— start of DATASET EXTRACT —

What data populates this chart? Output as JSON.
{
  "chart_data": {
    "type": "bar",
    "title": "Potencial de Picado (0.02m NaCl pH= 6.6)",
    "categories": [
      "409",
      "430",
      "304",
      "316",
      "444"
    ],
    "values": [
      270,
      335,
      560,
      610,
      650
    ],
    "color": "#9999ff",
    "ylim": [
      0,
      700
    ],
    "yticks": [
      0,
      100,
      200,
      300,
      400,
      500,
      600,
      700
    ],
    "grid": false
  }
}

— end of DATASET EXTRACT —
— start of DATASET EXTRACT —

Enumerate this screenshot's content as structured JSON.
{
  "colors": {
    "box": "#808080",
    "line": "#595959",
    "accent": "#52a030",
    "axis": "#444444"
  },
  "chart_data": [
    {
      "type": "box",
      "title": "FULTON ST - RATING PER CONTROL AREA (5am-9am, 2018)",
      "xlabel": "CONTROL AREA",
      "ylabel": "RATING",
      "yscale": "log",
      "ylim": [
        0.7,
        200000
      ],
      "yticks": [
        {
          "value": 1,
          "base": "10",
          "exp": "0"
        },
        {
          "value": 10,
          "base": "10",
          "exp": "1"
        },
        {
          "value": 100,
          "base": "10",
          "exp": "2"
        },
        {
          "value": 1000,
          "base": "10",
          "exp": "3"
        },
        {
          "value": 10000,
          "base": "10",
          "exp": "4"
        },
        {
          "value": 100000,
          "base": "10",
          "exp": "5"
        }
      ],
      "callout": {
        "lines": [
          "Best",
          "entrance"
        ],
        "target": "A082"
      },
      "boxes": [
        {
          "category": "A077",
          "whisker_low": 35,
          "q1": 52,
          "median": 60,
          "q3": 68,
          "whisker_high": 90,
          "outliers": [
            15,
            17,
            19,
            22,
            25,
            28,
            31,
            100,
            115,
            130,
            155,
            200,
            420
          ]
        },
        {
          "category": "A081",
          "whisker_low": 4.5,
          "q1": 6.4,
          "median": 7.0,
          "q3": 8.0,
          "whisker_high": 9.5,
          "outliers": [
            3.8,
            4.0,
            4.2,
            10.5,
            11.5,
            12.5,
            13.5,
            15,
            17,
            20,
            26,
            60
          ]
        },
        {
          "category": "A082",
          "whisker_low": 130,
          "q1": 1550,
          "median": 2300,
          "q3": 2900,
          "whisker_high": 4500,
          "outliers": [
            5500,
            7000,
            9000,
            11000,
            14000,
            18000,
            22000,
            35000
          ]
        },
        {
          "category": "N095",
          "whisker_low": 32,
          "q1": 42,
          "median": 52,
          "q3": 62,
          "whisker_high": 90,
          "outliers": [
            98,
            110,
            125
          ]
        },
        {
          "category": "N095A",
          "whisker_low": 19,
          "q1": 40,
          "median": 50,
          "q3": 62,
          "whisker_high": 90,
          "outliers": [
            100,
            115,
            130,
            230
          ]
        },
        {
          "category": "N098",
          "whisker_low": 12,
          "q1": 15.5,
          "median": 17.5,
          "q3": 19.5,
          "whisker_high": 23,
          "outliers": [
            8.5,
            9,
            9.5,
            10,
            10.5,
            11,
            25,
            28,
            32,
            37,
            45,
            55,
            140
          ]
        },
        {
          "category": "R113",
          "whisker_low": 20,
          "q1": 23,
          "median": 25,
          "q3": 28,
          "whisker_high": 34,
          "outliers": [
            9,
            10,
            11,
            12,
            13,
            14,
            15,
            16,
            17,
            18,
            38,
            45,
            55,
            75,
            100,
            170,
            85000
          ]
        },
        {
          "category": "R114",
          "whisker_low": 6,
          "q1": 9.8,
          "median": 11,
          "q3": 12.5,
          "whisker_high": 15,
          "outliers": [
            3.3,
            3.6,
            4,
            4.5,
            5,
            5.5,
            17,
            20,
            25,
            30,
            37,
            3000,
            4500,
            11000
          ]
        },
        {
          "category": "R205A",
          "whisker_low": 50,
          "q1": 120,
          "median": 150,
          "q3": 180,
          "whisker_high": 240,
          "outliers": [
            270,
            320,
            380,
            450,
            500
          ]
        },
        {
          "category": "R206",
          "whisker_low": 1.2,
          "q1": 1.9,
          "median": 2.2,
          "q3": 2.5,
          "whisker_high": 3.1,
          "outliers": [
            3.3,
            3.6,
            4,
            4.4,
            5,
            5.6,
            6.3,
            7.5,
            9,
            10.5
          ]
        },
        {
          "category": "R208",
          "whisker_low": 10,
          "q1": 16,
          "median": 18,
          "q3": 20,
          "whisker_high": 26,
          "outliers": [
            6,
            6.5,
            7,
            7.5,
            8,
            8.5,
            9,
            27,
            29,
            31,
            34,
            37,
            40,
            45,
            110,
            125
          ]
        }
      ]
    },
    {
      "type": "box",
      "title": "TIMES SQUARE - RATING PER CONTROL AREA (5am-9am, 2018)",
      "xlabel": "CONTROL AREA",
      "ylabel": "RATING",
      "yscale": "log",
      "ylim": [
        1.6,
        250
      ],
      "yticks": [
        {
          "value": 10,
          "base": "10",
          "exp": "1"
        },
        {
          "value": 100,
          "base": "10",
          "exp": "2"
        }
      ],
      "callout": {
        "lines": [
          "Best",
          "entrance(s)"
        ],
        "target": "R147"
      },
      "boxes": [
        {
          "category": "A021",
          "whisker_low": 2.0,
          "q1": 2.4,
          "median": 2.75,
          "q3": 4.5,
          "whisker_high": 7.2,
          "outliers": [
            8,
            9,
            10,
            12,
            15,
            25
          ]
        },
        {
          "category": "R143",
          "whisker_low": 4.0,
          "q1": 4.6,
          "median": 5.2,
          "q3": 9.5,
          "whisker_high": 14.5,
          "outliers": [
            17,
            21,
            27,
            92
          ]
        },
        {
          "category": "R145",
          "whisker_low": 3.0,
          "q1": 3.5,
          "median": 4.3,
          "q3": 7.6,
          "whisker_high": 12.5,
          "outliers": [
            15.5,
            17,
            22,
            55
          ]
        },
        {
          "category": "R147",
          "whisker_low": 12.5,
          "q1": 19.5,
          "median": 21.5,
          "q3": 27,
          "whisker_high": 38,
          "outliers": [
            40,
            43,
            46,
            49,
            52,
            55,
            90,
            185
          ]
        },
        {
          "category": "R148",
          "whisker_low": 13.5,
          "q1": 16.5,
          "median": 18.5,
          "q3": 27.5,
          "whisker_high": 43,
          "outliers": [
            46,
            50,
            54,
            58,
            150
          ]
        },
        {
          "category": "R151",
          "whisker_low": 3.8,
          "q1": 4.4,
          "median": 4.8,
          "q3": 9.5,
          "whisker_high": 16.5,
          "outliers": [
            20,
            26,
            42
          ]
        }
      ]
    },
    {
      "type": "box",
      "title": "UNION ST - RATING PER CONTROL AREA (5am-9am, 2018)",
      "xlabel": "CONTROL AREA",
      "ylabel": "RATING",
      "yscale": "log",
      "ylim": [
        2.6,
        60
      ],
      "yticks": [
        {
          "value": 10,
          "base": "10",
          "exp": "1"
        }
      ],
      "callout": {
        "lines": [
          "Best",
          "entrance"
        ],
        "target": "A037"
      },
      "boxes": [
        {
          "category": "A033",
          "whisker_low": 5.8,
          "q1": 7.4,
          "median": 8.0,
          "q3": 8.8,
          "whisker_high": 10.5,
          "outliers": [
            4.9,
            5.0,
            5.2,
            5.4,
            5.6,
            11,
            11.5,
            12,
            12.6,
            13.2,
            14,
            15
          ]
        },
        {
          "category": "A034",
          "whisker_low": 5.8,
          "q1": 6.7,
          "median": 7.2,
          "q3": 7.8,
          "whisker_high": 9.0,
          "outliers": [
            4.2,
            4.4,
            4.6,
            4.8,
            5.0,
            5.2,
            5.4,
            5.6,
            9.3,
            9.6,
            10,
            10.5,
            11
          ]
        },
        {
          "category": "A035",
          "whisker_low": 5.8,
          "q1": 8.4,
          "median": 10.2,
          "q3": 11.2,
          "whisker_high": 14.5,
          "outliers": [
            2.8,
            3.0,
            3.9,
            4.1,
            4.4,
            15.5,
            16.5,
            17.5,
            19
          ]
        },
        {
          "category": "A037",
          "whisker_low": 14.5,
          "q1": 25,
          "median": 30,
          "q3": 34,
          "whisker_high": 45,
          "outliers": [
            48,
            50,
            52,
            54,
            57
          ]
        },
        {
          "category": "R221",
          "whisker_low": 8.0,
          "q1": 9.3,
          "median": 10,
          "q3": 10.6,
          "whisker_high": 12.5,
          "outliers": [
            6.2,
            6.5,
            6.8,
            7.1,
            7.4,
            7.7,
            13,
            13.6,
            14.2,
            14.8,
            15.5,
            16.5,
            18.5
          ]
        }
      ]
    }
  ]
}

— end of DATASET EXTRACT —
— start of DATASET EXTRACT —

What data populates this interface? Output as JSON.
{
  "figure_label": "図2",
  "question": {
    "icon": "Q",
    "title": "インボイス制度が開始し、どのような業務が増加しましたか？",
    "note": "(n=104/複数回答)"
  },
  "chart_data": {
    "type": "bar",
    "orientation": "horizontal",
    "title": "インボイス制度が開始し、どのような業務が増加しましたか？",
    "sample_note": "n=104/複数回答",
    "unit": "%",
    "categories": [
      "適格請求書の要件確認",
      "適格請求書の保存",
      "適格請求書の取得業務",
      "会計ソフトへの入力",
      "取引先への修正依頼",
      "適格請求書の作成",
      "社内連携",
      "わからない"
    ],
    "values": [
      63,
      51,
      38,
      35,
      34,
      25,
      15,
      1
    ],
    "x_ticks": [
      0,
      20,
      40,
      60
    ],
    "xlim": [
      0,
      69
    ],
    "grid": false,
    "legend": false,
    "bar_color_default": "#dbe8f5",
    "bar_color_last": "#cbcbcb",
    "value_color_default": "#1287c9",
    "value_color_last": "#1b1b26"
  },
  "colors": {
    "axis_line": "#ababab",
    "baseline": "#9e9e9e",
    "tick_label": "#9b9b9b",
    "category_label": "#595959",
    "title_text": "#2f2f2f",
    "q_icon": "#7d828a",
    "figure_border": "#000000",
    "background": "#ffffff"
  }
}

— end of DATASET EXTRACT —

### DIRECTIONS
Copy every single line of the material above that holds "JSON".

### ANSWER BELOW
What data populates this chart? Output as JSON.
Enumerate this screenshot's content as structured JSON.
What data populates this interface? Output as JSON.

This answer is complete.